■ TASK DIRECTIONS:
Reproduce all of the data exactly, with no line skipped.

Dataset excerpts
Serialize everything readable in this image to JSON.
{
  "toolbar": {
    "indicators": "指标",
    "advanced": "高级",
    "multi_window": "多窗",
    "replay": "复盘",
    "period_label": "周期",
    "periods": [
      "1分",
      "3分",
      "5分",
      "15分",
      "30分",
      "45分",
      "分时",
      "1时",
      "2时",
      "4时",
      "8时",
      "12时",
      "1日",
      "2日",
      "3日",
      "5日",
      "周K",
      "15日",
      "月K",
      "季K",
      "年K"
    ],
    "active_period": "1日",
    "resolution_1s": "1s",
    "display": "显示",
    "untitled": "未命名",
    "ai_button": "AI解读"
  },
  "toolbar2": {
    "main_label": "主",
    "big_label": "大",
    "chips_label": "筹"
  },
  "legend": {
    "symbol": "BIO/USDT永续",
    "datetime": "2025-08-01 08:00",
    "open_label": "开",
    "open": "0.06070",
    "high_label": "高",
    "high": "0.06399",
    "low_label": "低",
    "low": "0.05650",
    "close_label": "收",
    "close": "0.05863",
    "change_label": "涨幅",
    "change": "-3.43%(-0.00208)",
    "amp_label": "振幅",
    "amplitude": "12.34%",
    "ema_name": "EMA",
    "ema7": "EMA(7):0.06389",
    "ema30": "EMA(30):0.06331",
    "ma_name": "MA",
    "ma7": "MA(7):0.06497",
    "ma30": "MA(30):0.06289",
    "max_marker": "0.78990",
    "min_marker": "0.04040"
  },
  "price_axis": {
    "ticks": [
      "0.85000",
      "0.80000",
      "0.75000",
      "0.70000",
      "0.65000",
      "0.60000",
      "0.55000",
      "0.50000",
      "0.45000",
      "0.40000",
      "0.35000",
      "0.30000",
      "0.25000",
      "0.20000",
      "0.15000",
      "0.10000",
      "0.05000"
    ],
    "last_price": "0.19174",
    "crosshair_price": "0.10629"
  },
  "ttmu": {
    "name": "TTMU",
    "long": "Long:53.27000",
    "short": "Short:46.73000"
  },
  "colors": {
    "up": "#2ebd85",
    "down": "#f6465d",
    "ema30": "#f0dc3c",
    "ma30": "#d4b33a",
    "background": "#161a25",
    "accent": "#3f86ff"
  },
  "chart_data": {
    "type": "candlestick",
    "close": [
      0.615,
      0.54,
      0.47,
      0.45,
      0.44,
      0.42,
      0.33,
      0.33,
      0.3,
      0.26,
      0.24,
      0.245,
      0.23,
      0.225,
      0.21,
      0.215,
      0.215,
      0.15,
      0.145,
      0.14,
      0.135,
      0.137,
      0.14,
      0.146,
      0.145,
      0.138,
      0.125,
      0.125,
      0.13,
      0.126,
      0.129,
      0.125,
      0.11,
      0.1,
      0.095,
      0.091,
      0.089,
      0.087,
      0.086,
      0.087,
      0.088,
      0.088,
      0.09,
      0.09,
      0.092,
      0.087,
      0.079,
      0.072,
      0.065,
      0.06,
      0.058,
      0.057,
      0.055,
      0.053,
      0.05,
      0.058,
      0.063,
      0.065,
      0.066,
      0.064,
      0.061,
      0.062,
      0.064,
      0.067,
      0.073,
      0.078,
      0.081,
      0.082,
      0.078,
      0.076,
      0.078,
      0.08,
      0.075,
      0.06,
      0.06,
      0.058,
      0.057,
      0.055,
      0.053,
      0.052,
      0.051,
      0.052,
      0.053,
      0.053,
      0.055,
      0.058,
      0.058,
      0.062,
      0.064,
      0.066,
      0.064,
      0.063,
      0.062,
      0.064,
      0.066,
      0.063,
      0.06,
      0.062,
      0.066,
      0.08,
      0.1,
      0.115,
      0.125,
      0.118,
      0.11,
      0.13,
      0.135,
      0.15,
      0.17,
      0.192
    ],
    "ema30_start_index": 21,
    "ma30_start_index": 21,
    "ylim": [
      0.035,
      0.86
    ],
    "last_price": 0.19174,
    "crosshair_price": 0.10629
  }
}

■ ANSWER FOR THE TASK:
Serialize everything readable in this image to JSON.
{
  "toolbar": {
    "indicators": "指标",
    "advanced": "高级",
    "multi_window": "多窗",
    "replay": "复盘",
    "period_label": "周期",
    "periods": [
      "1分",
      "3分",
      "5分",
      "15分",
      "30分",
      "45分",
      "分时",
      "1时",
      "2时",
      "4时",
      "8时",
      "12时",
      "1日",
      "2日",
      "3日",
      "5日",
      "周K",
      "15日",
      "月K",
      "季K",
      "年K"
    ],
    "active_period": "1日",
    "resolution_1s": "1s",
    "display": "显示",
    "untitled": "未命名",
    "ai_button": "AI解读"
  },
  "toolbar2": {
    "main_label": "主",
    "big_label": "大",
    "chips_label": "筹"
  },
  "legend": {
    "symbol": "BIO/USDT永续",
    "datetime": "2025-08-01 08:00",
    "open_label": "开",
    "open": "0.06070",
    "high_label": "高",
    "high": "0.06399",
    "low_label": "低",
    "low": "0.05650",
    "close_label": "收",
    "close": "0.05863",
    "change_label": "涨幅",
    "change": "-3.43%(-0.00208)",
    "amp_label": "振幅",
    "amplitude": "12.34%",
    "ema_name": "EMA",
    "ema7": "EMA(7):0.06389",
    "ema30": "EMA(30):0.06331",
    "ma_name": "MA",
    "ma7": "MA(7):0.06497",
    "ma30": "MA(30):0.06289",
    "max_marker": "0.78990",
    "min_marker": "0.04040"
  },
  "price_axis": {
    "ticks": [
      "0.85000",
      "0.80000",
      "0.75000",
      "0.70000",
      "0.65000",
      "0.60000",
      "0.55000",
      "0.50000",
      "0.45000",
      "0.40000",
      "0.35000",
      "0.30000",
      "0.25000",
      "0.20000",
      "0.15000",
      "0.10000",
      "0.05000"
    ],
    "last_price": "0.19174",
    "crosshair_price": "0.10629"
  },
  "ttmu": {
    "name": "TTMU",
    "long": "Long:53.27000",
    "short": "Short:46.73000"
  },
  "colors": {
    "up": "#2ebd85",
    "down": "#f6465d",
    "ema30": "#f0dc3c",
    "ma30": "#d4b33a",
    "background": "#161a25",
    "accent": "#3f86ff"
  },
  "chart_data": {
    "type": "candlestick",
    "close": [
      0.615,
      0.54,
      0.47,
      0.45,
      0.44,
      0.42,
      0.33,
      0.33,
      0.3,
      0.26,
      0.24,
      0.245,
      0.23,
      0.225,
      0.21,
      0.215,
      0.215,
      0.15,
      0.145,
      0.14,
      0.135,
      0.137,
      0.14,
      0.146,
      0.145,
      0.138,
      0.125,
      0.125,
      0.13,
      0.126,
      0.129,
      0.125,
      0.11,
      0.1,
      0.095,
      0.091,
      0.089,
      0.087,
      0.086,
      0.087,
      0.088,
      0.088,
      0.09,
      0.09,
      0.092,
      0.087,
      0.079,
      0.072,
      0.065,
      0.06,
      0.058,
      0.057,
      0.055,
      0.053,
      0.05,
      0.058,
      0.063,
      0.065,
      0.066,
      0.064,
      0.061,
      0.062,
      0.064,
      0.067,
      0.073,
      0.078,
      0.081,
      0.082,
      0.078,
      0.076,
      0.078,
      0.08,
      0.075,
      0.06,
      0.06,
      0.058,
      0.057,
      0.055,
      0.053,
      0.052,
      0.051,
      0.052,
      0.053,
      0.053,
      0.055,
      0.058,
      0.058,
      0.062,
      0.064,
      0.066,
      0.064,
      0.063,
      0.062,
      0.064,
      0.066,
      0.063,
      0.06,
      0.062,
      0.066,
      0.08,
      0.1,
      0.115,
      0.125,
      0.118,
      0.11,
      0.13,
      0.135,
      0.15,
      0.17,
      0.192
    ],
    "ema30_start_index": 21,
    "ma30_start_index": 21,
    "ylim": [
      0.035,
      0.86
    ],
    "last_price": 0.19174,
    "crosshair_price": 0.10629
  }
}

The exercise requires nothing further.